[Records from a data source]
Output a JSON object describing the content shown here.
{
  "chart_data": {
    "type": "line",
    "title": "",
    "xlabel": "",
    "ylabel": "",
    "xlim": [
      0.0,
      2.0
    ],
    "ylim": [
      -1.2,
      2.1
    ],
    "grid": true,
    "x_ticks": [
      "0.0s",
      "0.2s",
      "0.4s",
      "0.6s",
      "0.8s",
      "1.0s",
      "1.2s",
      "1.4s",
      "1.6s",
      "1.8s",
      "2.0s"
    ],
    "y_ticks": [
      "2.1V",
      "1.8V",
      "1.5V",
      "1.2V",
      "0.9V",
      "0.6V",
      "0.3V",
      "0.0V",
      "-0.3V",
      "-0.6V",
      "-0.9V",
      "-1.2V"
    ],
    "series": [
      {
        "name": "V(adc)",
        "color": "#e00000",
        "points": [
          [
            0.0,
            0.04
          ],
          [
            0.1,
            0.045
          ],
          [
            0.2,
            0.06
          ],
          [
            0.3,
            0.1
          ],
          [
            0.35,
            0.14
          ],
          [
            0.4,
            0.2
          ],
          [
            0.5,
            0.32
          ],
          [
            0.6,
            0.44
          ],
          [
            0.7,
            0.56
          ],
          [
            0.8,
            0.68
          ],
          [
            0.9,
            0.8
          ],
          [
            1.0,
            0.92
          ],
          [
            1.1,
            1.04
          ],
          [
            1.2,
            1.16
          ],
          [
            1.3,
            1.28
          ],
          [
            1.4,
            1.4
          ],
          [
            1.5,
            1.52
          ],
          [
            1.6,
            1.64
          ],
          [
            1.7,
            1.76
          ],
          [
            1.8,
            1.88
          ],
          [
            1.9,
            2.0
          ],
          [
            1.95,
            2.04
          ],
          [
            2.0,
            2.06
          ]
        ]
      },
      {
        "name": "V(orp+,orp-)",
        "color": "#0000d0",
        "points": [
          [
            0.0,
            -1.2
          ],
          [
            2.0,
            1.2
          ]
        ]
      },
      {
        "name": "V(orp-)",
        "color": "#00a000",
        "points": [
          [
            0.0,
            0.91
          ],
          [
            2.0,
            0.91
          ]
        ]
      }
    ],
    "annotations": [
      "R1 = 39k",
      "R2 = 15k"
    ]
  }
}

* What the exercise asks: Using the listing above, show each line holding the string "color".

* Solution for this problem:
        "color": "#e00000",
        "color": "#0000d0",
        "color": "#00a000",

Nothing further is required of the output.